▶ [Task brief] The data below is to be returned in full and exactly.

▶ [Data rows]
»»

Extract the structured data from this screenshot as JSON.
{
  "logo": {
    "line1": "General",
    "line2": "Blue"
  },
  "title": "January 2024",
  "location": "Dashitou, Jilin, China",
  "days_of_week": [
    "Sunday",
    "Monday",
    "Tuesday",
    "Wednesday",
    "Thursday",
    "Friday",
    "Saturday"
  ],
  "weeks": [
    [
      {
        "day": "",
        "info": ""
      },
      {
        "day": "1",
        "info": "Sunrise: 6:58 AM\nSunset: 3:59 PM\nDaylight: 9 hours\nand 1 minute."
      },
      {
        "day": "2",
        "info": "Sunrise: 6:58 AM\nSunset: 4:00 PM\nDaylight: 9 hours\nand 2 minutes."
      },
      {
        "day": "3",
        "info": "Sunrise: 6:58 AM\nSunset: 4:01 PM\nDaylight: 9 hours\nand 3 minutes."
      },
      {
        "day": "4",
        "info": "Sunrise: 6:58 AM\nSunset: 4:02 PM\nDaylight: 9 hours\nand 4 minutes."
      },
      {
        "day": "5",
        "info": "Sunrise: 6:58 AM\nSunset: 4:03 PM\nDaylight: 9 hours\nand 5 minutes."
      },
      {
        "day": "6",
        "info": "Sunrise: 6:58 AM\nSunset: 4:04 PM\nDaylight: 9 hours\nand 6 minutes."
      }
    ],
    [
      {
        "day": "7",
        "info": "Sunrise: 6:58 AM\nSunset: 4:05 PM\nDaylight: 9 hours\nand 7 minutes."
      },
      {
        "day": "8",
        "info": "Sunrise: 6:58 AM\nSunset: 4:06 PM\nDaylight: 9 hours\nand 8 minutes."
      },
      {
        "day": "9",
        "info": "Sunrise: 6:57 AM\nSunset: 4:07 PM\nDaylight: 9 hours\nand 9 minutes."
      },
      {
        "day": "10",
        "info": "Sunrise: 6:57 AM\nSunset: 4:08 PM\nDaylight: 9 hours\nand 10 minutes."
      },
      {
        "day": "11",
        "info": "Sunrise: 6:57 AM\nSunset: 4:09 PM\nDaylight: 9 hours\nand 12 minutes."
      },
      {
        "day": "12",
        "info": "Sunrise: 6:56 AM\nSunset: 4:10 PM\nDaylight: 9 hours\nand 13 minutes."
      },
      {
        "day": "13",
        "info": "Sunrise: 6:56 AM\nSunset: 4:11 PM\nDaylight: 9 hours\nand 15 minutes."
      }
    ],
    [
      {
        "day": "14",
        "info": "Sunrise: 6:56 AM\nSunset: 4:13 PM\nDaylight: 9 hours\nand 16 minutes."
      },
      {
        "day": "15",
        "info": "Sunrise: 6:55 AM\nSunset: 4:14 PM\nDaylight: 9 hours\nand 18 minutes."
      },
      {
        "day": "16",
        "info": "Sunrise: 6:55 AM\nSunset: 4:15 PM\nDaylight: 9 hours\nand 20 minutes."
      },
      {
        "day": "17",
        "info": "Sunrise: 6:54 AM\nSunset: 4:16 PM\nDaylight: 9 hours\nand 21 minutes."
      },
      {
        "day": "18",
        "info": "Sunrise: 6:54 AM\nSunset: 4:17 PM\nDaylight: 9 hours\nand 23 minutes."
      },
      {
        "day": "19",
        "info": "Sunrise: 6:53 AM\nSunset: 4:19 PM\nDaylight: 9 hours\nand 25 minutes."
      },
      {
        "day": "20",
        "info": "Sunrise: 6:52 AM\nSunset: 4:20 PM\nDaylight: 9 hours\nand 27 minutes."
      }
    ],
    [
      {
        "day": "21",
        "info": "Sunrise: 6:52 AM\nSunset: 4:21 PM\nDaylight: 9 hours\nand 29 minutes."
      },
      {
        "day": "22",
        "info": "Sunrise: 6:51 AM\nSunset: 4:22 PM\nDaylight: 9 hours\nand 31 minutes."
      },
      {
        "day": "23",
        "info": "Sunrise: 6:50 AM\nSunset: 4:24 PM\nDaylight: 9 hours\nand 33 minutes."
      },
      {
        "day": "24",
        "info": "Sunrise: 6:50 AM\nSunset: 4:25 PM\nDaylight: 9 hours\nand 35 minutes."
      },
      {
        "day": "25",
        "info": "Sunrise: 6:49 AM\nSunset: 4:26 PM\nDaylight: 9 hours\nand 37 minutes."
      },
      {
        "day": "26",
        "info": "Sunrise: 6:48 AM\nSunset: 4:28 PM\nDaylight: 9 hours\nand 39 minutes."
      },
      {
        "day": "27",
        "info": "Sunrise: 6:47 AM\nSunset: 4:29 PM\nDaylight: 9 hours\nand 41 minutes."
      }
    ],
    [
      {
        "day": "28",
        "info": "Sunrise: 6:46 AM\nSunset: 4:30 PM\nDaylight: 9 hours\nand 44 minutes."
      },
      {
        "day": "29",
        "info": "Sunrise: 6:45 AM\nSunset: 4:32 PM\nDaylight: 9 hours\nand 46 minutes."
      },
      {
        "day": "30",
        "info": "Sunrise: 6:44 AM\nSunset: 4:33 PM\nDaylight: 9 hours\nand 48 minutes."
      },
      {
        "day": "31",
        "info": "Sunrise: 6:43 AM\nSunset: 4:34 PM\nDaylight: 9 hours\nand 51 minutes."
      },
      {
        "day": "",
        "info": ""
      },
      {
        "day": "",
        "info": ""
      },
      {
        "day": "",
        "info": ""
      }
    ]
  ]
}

««

▶ [Answer to this exercise]
Extract the structured data from this screenshot as JSON.
{
  "logo": {
    "line1": "General",
    "line2": "Blue"
  },
  "title": "January 2024",
  "location": "Dashitou, Jilin, China",
  "days_of_week": [
    "Sunday",
    "Monday",
    "Tuesday",
    "Wednesday",
    "Thursday",
    "Friday",
    "Saturday"
  ],
  "weeks": [
    [
      {
        "day": "",
        "info": ""
      },
      {
        "day": "1",
        "info": "Sunrise: 6:58 AM\nSunset: 3:59 PM\nDaylight: 9 hours\nand 1 minute."
      },
      {
        "day": "2",
        "info": "Sunrise: 6:58 AM\nSunset: 4:00 PM\nDaylight: 9 hours\nand 2 minutes."
      },
      {
        "day": "3",
        "info": "Sunrise: 6:58 AM\nSunset: 4:01 PM\nDaylight: 9 hours\nand 3 minutes."
      },
      {
        "day": "4",
        "info": "Sunrise: 6:58 AM\nSunset: 4:02 PM\nDaylight: 9 hours\nand 4 minutes."
      },
      {
        "day": "5",
        "info": "Sunrise: 6:58 AM\nSunset: 4:03 PM\nDaylight: 9 hours\nand 5 minutes."
      },
      {
        "day": "6",
        "info": "Sunrise: 6:58 AM\nSunset: 4:04 PM\nDaylight: 9 hours\nand 6 minutes."
      }
    ],
    [
      {
        "day": "7",
        "info": "Sunrise: 6:58 AM\nSunset: 4:05 PM\nDaylight: 9 hours\nand 7 minutes."
      },
      {
        "day": "8",
        "info": "Sunrise: 6:58 AM\nSunset: 4:06 PM\nDaylight: 9 hours\nand 8 minutes."
      },
      {
        "day": "9",
        "info": "Sunrise: 6:57 AM\nSunset: 4:07 PM\nDaylight: 9 hours\nand 9 minutes."
      },
      {
        "day": "10",
        "info": "Sunrise: 6:57 AM\nSunset: 4:08 PM\nDaylight: 9 hours\nand 10 minutes."
      },
      {
        "day": "11",
        "info": "Sunrise: 6:57 AM\nSunset: 4:09 PM\nDaylight: 9 hours\nand 12 minutes."
      },
      {
        "day": "12",
        "info": "Sunrise: 6:56 AM\nSunset: 4:10 PM\nDaylight: 9 hours\nand 13 minutes."
      },
      {
        "day": "13",
        "info": "Sunrise: 6:56 AM\nSunset: 4:11 PM\nDaylight: 9 hours\nand 15 minutes."
      }
    ],
    [
      {
        "day": "14",
        "info": "Sunrise: 6:56 AM\nSunset: 4:13 PM\nDaylight: 9 hours\nand 16 minutes."
      },
      {
        "day": "15",
        "info": "Sunrise: 6:55 AM\nSunset: 4:14 PM\nDaylight: 9 hours\nand 18 minutes."
      },
      {
        "day": "16",
        "info": "Sunrise: 6:55 AM\nSunset: 4:15 PM\nDaylight: 9 hours\nand 20 minutes."
      },
      {
        "day": "17",
        "info": "Sunrise: 6:54 AM\nSunset: 4:16 PM\nDaylight: 9 hours\nand 21 minutes."
      },
      {
        "day": "18",
        "info": "Sunrise: 6:54 AM\nSunset: 4:17 PM\nDaylight: 9 hours\nand 23 minutes."
      },
      {
        "day": "19",
        "info": "Sunrise: 6:53 AM\nSunset: 4:19 PM\nDaylight: 9 hours\nand 25 minutes."
      },
      {
        "day": "20",
        "info": "Sunrise: 6:52 AM\nSunset: 4:20 PM\nDaylight: 9 hours\nand 27 minutes."
      }
    ],
    [
      {
        "day": "21",
        "info": "Sunrise: 6:52 AM\nSunset: 4:21 PM\nDaylight: 9 hours\nand 29 minutes."
      },
      {
        "day": "22",
        "info": "Sunrise: 6:51 AM\nSunset: 4:22 PM\nDaylight: 9 hours\nand 31 minutes."
      },
      {
        "day": "23",
        "info": "Sunrise: 6:50 AM\nSunset: 4:24 PM\nDaylight: 9 hours\nand 33 minutes."
      },
      {
        "day": "24",
        "info": "Sunrise: 6:50 AM\nSunset: 4:25 PM\nDaylight: 9 hours\nand 35 minutes."
      },
      {
        "day": "25",
        "info": "Sunrise: 6:49 AM\nSunset: 4:26 PM\nDaylight: 9 hours\nand 37 minutes."
      },
      {
        "day": "26",
        "info": "Sunrise: 6:48 AM\nSunset: 4:28 PM\nDaylight: 9 hours\nand 39 minutes."
      },
      {
        "day": "27",
        "info": "Sunrise: 6:47 AM\nSunset: 4:29 PM\nDaylight: 9 hours\nand 41 minutes."
      }
    ],
    [
      {
        "day": "28",
        "info": "Sunrise: 6:46 AM\nSunset: 4:30 PM\nDaylight: 9 hours\nand 44 minutes."
      },
      {
        "day": "29",
        "info": "Sunrise: 6:45 AM\nSunset: 4:32 PM\nDaylight: 9 hours\nand 46 minutes."
      },
      {
        "day": "30",
        "info": "Sunrise: 6:44 AM\nSunset: 4:33 PM\nDaylight: 9 hours\nand 48 minutes."
      },
      {
        "day": "31",
        "info": "Sunrise: 6:43 AM\nSunset: 4:34 PM\nDaylight: 9 hours\nand 51 minutes."
      },
      {
        "day": "",
        "info": ""
      },
      {
        "day": "",
        "info": ""
      },
      {
        "day": "",
        "info": ""
      }
    ]
  ]
}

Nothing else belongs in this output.